Give the number of lines containing the word "JSON", and nothing else.

### Dataset entries:
━━━━━━━━━━

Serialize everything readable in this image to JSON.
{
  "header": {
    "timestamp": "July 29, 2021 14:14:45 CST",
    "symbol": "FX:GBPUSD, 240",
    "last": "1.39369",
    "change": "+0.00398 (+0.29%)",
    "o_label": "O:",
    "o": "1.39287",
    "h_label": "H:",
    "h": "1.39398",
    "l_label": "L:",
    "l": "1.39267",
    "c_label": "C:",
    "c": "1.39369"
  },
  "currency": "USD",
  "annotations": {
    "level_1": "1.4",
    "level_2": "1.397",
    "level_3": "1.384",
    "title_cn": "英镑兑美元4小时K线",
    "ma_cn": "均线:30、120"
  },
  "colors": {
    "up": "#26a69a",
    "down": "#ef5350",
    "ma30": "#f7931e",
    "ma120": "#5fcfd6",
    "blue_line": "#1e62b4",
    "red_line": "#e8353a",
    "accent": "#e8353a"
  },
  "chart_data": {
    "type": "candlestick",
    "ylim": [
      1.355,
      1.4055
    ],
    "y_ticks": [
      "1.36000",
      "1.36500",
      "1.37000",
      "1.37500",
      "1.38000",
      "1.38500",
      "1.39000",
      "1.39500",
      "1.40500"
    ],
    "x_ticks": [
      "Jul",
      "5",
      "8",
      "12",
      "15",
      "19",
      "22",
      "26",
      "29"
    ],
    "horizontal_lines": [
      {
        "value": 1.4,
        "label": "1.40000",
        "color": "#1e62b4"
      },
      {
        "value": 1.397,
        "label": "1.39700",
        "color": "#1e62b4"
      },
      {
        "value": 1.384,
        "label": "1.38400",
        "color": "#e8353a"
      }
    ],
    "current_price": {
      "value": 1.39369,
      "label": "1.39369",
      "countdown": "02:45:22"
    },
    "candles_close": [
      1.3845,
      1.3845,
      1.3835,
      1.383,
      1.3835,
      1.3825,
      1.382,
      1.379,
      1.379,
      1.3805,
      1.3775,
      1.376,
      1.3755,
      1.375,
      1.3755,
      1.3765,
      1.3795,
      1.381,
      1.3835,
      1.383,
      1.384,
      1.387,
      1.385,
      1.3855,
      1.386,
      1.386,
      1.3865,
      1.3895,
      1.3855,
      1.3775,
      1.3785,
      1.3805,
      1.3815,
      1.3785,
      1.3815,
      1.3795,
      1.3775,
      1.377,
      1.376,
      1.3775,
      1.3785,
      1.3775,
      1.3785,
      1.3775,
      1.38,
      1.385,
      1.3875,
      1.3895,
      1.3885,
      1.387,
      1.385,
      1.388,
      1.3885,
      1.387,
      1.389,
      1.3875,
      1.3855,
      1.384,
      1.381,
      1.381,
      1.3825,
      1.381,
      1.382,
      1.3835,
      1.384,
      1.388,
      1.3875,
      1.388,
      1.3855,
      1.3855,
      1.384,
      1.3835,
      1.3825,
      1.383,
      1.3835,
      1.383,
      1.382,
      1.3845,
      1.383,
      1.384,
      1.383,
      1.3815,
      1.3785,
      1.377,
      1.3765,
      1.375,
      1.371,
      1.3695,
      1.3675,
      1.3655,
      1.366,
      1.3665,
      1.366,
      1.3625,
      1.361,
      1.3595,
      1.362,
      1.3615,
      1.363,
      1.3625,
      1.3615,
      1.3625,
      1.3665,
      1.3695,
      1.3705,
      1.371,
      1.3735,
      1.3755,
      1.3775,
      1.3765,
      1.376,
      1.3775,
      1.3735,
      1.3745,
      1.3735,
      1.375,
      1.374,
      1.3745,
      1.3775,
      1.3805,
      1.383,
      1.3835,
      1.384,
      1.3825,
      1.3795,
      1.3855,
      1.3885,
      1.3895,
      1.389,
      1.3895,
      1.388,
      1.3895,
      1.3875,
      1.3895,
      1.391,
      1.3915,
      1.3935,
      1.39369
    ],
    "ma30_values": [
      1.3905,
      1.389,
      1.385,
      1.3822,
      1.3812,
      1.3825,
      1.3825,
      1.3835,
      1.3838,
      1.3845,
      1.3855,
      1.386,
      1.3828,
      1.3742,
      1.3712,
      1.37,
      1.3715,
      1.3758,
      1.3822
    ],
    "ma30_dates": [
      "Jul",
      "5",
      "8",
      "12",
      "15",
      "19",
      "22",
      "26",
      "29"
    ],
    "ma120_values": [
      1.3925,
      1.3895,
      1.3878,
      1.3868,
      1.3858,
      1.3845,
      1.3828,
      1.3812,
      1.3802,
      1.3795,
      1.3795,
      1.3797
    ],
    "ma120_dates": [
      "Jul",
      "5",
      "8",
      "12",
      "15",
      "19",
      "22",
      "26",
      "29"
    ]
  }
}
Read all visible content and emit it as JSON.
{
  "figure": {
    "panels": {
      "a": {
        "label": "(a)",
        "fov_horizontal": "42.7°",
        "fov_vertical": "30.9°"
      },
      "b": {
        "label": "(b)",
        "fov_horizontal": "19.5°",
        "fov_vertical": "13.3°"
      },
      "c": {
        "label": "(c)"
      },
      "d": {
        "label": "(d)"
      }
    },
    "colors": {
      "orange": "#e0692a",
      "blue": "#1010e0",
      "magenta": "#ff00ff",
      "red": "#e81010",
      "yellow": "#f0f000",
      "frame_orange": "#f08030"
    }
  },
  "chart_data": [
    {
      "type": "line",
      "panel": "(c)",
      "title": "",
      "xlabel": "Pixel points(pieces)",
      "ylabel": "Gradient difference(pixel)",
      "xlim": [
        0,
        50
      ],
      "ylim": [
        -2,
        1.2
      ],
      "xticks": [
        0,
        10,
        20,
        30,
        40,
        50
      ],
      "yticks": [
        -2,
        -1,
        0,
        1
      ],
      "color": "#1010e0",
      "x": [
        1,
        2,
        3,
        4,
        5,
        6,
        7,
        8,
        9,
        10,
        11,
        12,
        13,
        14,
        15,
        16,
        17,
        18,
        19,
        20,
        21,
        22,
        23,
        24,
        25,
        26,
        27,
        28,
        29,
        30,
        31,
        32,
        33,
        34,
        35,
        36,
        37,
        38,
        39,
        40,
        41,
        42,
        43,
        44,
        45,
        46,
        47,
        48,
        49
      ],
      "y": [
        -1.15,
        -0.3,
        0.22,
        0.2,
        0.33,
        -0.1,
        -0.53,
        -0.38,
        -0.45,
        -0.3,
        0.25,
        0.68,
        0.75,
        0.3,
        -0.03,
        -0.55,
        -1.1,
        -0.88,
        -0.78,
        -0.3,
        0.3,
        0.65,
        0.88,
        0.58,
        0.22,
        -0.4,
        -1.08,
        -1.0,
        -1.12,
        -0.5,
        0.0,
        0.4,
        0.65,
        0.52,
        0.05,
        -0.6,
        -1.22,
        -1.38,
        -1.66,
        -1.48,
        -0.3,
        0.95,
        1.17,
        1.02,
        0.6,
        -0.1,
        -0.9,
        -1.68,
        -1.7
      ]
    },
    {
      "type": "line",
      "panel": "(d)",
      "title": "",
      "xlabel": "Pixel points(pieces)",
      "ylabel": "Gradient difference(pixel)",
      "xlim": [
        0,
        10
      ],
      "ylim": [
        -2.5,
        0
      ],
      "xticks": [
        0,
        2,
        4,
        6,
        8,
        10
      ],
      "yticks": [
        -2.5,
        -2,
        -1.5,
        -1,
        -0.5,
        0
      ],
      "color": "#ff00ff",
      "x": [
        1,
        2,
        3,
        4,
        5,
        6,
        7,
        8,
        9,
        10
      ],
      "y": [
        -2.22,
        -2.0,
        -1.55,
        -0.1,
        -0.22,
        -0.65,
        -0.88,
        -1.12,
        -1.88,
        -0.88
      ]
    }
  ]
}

━━━━━━━━━━

### Response below:
2